## WHAT IS EXPECTED
In the listing below, find every line with the string "state" and pull it out.
** Start of RECORD LIST **
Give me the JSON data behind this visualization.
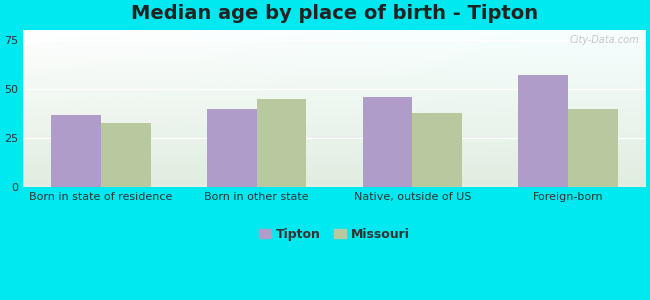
{
  "title": "Median age by place of birth - Tipton",
  "categories": [
    "Born in state of residence",
    "Born in other state",
    "Native, outside of US",
    "Foreign-born"
  ],
  "tipton_values": [
    37,
    40,
    46,
    57
  ],
  "missouri_values": [
    33,
    45,
    38,
    40
  ],
  "tipton_color": "#b09cc8",
  "missouri_color": "#b8c9a0",
  "background_outer": "#00e8f0",
  "ylim": [
    0,
    80
  ],
  "yticks": [
    0,
    25,
    50,
    75
  ],
  "bar_width": 0.32,
  "legend_labels": [
    "Tipton",
    "Missouri"
  ],
  "title_fontsize": 14,
  "tick_fontsize": 8,
  "legend_fontsize": 9,
  "watermark": "City-Data.com",
  "grid_color": "#e0e0e0",
  "grad_top": "#f0f8f0",
  "grad_bottom": "#c5dfc5"
}
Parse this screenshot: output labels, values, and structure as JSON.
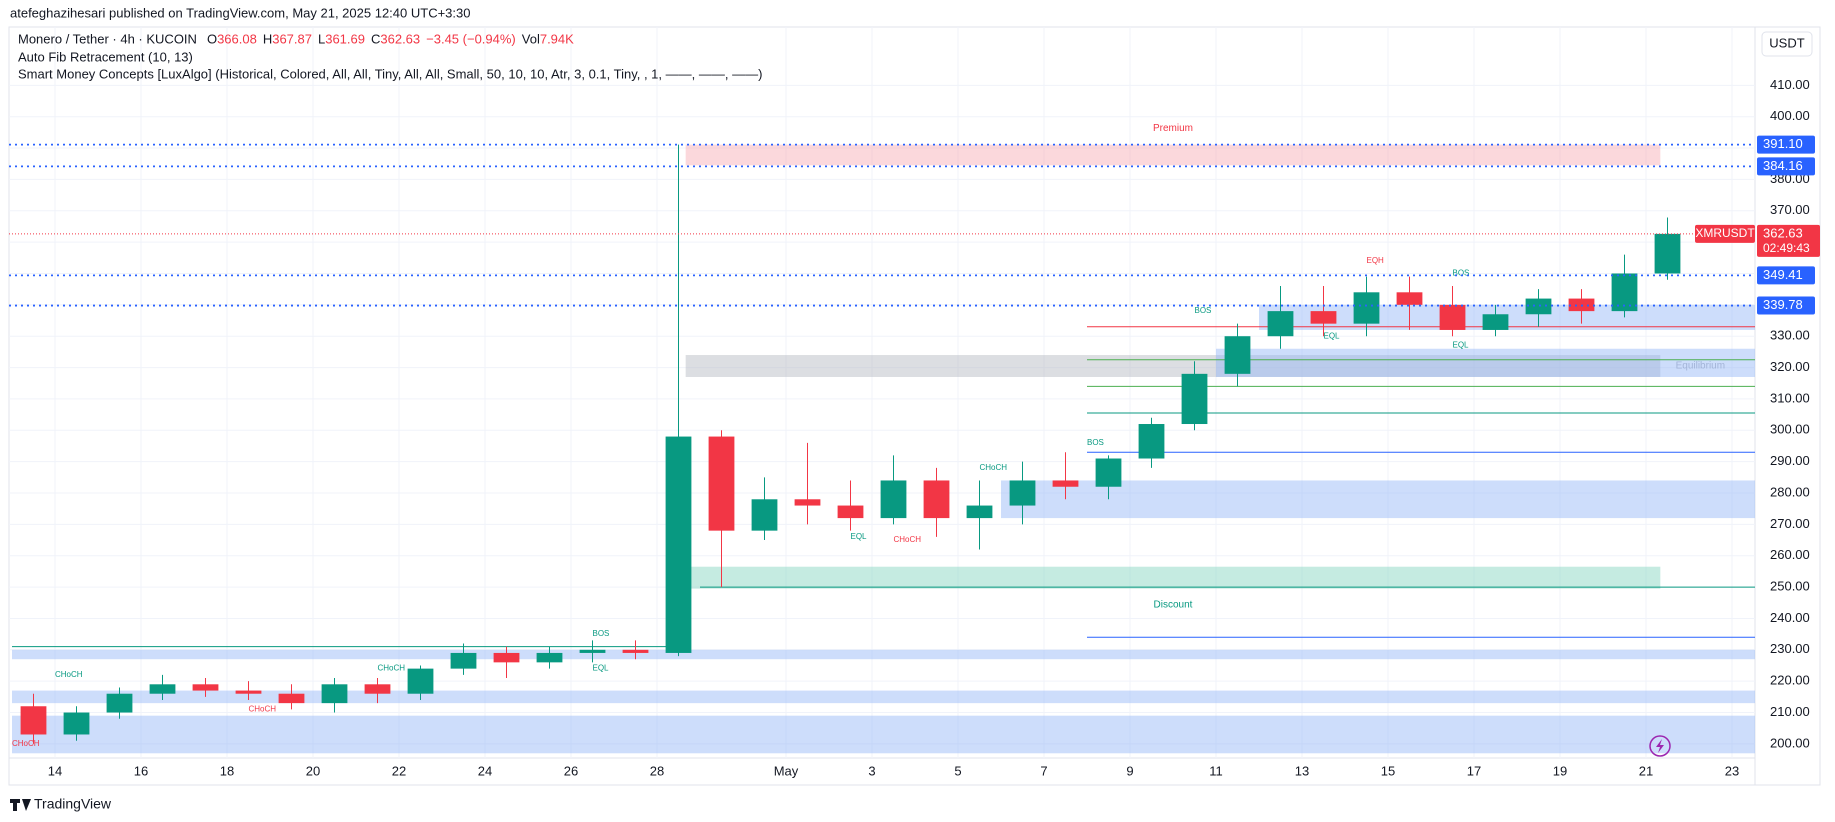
{
  "header": {
    "publisher": "atefeghazihesari published on TradingView.com, May 21, 2025 12:40 UTC+3:30",
    "symbol": "Monero / Tether · 4h · KUCOIN",
    "ohlc": [
      {
        "label": "O",
        "value": "366.08"
      },
      {
        "label": "H",
        "value": "367.87"
      },
      {
        "label": "L",
        "value": "361.69"
      },
      {
        "label": "C",
        "value": "362.63"
      },
      {
        "label": "",
        "value": "−3.45 (−0.94%)"
      }
    ],
    "volume": {
      "label": "Vol",
      "value": "7.94K"
    },
    "indicators": [
      "Auto Fib Retracement (10, 13)",
      "Smart Money Concepts [LuxAlgo] (Historical, Colored, All, All, Tiny, All, All, Small, 50, 10, 10, Atr, 3, 0.1, Tiny, , 1, ——, ——, ——)"
    ],
    "currency": "USDT",
    "logo": "TradingView"
  },
  "chart_data": {
    "type": "candlestick",
    "up_color": "#089981",
    "down_color": "#f23645",
    "x": [
      "2025-04-13",
      "2025-04-14",
      "2025-04-15",
      "2025-04-16",
      "2025-04-17",
      "2025-04-18",
      "2025-04-19",
      "2025-04-20",
      "2025-04-21",
      "2025-04-22",
      "2025-04-23",
      "2025-04-24",
      "2025-04-25",
      "2025-04-26",
      "2025-04-27",
      "2025-04-28",
      "2025-04-29",
      "2025-04-30",
      "2025-05-01",
      "2025-05-02",
      "2025-05-03",
      "2025-05-04",
      "2025-05-05",
      "2025-05-06",
      "2025-05-07",
      "2025-05-08",
      "2025-05-09",
      "2025-05-10",
      "2025-05-11",
      "2025-05-12",
      "2025-05-13",
      "2025-05-14",
      "2025-05-15",
      "2025-05-16",
      "2025-05-17",
      "2025-05-18",
      "2025-05-19",
      "2025-05-20",
      "2025-05-21"
    ],
    "open": [
      212,
      203,
      210,
      216,
      219,
      217,
      216,
      213,
      219,
      216,
      224,
      229,
      226,
      229,
      230,
      229,
      298,
      268,
      278,
      276,
      272,
      284,
      272,
      276,
      284,
      282,
      291,
      302,
      318,
      330,
      338,
      334,
      344,
      340,
      332,
      337,
      342,
      338,
      350
    ],
    "high": [
      216,
      212,
      218,
      222,
      221,
      220,
      219,
      221,
      221,
      225,
      232,
      231,
      231,
      233,
      233,
      391.1,
      300,
      285,
      296,
      284,
      292,
      288,
      284,
      290,
      293,
      292,
      304,
      322,
      334,
      346,
      346,
      349,
      349,
      346,
      340,
      345,
      345,
      356,
      367.87
    ],
    "low": [
      200,
      201,
      208,
      214,
      215,
      214,
      211,
      210,
      213,
      214,
      222,
      221,
      224,
      226,
      227,
      228,
      250,
      265,
      270,
      268,
      270,
      266,
      262,
      270,
      278,
      278,
      288,
      300,
      314,
      326,
      330,
      330,
      332,
      330,
      330,
      333,
      334,
      336,
      348
    ],
    "close": [
      203,
      210,
      216,
      219,
      217,
      216,
      213,
      219,
      216,
      224,
      229,
      226,
      229,
      230,
      229,
      298,
      268,
      278,
      276,
      272,
      284,
      272,
      276,
      284,
      282,
      291,
      302,
      318,
      330,
      338,
      334,
      344,
      340,
      332,
      337,
      342,
      338,
      350,
      362.63
    ],
    "ylim": [
      195.5,
      428.6
    ],
    "yticks": [
      {
        "value": 200,
        "label": "200.00"
      },
      {
        "value": 210,
        "label": "210.00"
      },
      {
        "value": 220,
        "label": "220.00"
      },
      {
        "value": 230,
        "label": "230.00"
      },
      {
        "value": 240,
        "label": "240.00"
      },
      {
        "value": 250,
        "label": "250.00"
      },
      {
        "value": 260,
        "label": "260.00"
      },
      {
        "value": 270,
        "label": "270.00"
      },
      {
        "value": 280,
        "label": "280.00"
      },
      {
        "value": 290,
        "label": "290.00"
      },
      {
        "value": 300,
        "label": "300.00"
      },
      {
        "value": 310,
        "label": "310.00"
      },
      {
        "value": 320,
        "label": "320.00"
      },
      {
        "value": 330,
        "label": "330.00"
      },
      {
        "value": 340,
        "label": "340.00"
      },
      {
        "value": 350,
        "label": "350.00"
      },
      {
        "value": 360,
        "label": "360.00"
      },
      {
        "value": 370,
        "label": "370.00"
      },
      {
        "value": 380,
        "label": "380.00"
      },
      {
        "value": 390,
        "label": "390.00"
      },
      {
        "value": 400,
        "label": "400.00"
      },
      {
        "value": 410,
        "label": "410.00"
      }
    ],
    "xticks": [
      {
        "value": "2025-04-14",
        "label": "14"
      },
      {
        "value": "2025-04-16",
        "label": "16"
      },
      {
        "value": "2025-04-18",
        "label": "18"
      },
      {
        "value": "2025-04-20",
        "label": "20"
      },
      {
        "value": "2025-04-22",
        "label": "22"
      },
      {
        "value": "2025-04-24",
        "label": "24"
      },
      {
        "value": "2025-04-26",
        "label": "26"
      },
      {
        "value": "2025-04-28",
        "label": "28"
      },
      {
        "value": "2025-05-01",
        "label": "May"
      },
      {
        "value": "2025-05-03",
        "label": "3"
      },
      {
        "value": "2025-05-05",
        "label": "5"
      },
      {
        "value": "2025-05-07",
        "label": "7"
      },
      {
        "value": "2025-05-09",
        "label": "9"
      },
      {
        "value": "2025-05-11",
        "label": "11"
      },
      {
        "value": "2025-05-13",
        "label": "13"
      },
      {
        "value": "2025-05-15",
        "label": "15"
      },
      {
        "value": "2025-05-17",
        "label": "17"
      },
      {
        "value": "2025-05-19",
        "label": "19"
      },
      {
        "value": "2025-05-21",
        "label": "21"
      },
      {
        "value": "2025-05-23",
        "label": "23"
      }
    ],
    "grid": true,
    "levels": [
      {
        "value": 391.1,
        "label": "391.10",
        "color": "#2962ff"
      },
      {
        "value": 384.16,
        "label": "384.16",
        "color": "#2962ff"
      },
      {
        "value": 349.41,
        "label": "349.41",
        "color": "#2962ff"
      },
      {
        "value": 339.78,
        "label": "339.78",
        "color": "#2962ff"
      }
    ],
    "last_price": {
      "value": 362.63,
      "label": "362.63",
      "symbol": "XMRUSDT",
      "countdown": "02:49:43",
      "color": "#f23645"
    },
    "zones": [
      {
        "label": "Premium",
        "top": 391.1,
        "bottom": 384.5,
        "from": "2025-04-28T16:00Z",
        "to": "2025-05-21T08:00Z",
        "color": "#f7a9b1"
      },
      {
        "label": "Equilibrium",
        "top": 324,
        "bottom": 317,
        "from": "2025-04-28T16:00Z",
        "to": "2025-05-21T08:00Z",
        "color": "#b2b5be"
      },
      {
        "label": "Discount",
        "top": 256.5,
        "bottom": 249.5,
        "from": "2025-04-28T16:00Z",
        "to": "2025-05-21T08:00Z",
        "color": "#7fd3bd"
      },
      {
        "top": 340,
        "bottom": 332,
        "from": "2025-05-12T00:00Z",
        "to": "2025-05-23T16:00Z",
        "color": "#90b4f7"
      },
      {
        "top": 326,
        "bottom": 317,
        "from": "2025-05-11T00:00Z",
        "to": "2025-05-23T16:00Z",
        "color": "#90b4f7"
      },
      {
        "top": 284,
        "bottom": 272,
        "from": "2025-05-06T00:00Z",
        "to": "2025-05-23T16:00Z",
        "color": "#90b4f7"
      },
      {
        "top": 230,
        "bottom": 227,
        "from": "2025-04-13T00:00Z",
        "to": "2025-05-23T16:00Z",
        "color": "#90b4f7"
      },
      {
        "top": 217,
        "bottom": 213,
        "from": "2025-04-13T00:00Z",
        "to": "2025-05-23T16:00Z",
        "color": "#90b4f7"
      },
      {
        "top": 209,
        "bottom": 197,
        "from": "2025-04-13T00:00Z",
        "to": "2025-05-23T16:00Z",
        "color": "#90b4f7"
      }
    ],
    "lines": [
      {
        "value": 231,
        "from": "2025-04-13T00:00Z",
        "to": "2025-04-28T12:00Z",
        "color": "#089981"
      },
      {
        "value": 250,
        "from": "2025-04-29T00:00Z",
        "to": "2025-05-23T16:00Z",
        "color": "#089981"
      },
      {
        "value": 333,
        "from": "2025-05-08T00:00Z",
        "to": "2025-05-23T16:00Z",
        "color": "#f23645"
      },
      {
        "value": 322.5,
        "from": "2025-05-08T00:00Z",
        "to": "2025-05-23T16:00Z",
        "color": "#4caf50"
      },
      {
        "value": 314,
        "from": "2025-05-08T00:00Z",
        "to": "2025-05-23T16:00Z",
        "color": "#4caf50"
      },
      {
        "value": 305.5,
        "from": "2025-05-08T00:00Z",
        "to": "2025-05-23T16:00Z",
        "color": "#089981"
      },
      {
        "value": 293,
        "from": "2025-05-08T00:00Z",
        "to": "2025-05-23T16:00Z",
        "color": "#2962ff"
      },
      {
        "value": 234,
        "from": "2025-05-08T00:00Z",
        "to": "2025-05-23T16:00Z",
        "color": "#2962ff"
      }
    ],
    "annotations": [
      {
        "text": "CHoCH",
        "x": "2025-04-14T00:00Z",
        "y": 222,
        "color": "#089981"
      },
      {
        "text": "CHoCH",
        "x": "2025-04-13T00:00Z",
        "y": 200,
        "color": "#f23645"
      },
      {
        "text": "CHoCH",
        "x": "2025-04-18T12:00Z",
        "y": 211,
        "color": "#f23645"
      },
      {
        "text": "CHoCH",
        "x": "2025-04-21T12:00Z",
        "y": 224,
        "color": "#089981"
      },
      {
        "text": "BOS",
        "x": "2025-04-26T12:00Z",
        "y": 235,
        "color": "#089981"
      },
      {
        "text": "EQL",
        "x": "2025-04-26T12:00Z",
        "y": 224,
        "color": "#089981"
      },
      {
        "text": "EQL",
        "x": "2025-05-02T12:00Z",
        "y": 266,
        "color": "#089981"
      },
      {
        "text": "CHoCH",
        "x": "2025-05-03T12:00Z",
        "y": 265,
        "color": "#f23645"
      },
      {
        "text": "CHoCH",
        "x": "2025-05-05T12:00Z",
        "y": 288,
        "color": "#089981"
      },
      {
        "text": "BOS",
        "x": "2025-05-08T00:00Z",
        "y": 296,
        "color": "#089981"
      },
      {
        "text": "BOS",
        "x": "2025-05-10T12:00Z",
        "y": 338,
        "color": "#089981"
      },
      {
        "text": "EQL",
        "x": "2025-05-13T12:00Z",
        "y": 330,
        "color": "#089981"
      },
      {
        "text": "EQH",
        "x": "2025-05-14T12:00Z",
        "y": 354,
        "color": "#f23645"
      },
      {
        "text": "BOS",
        "x": "2025-05-16T12:00Z",
        "y": 350,
        "color": "#089981"
      },
      {
        "text": "EQL",
        "x": "2025-05-16T12:00Z",
        "y": 327,
        "color": "#089981"
      }
    ]
  }
}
** End of RECORD LIST **
## OUTPUT FOR THIS TASK
    "Born in state of residence",
    "Born in other state",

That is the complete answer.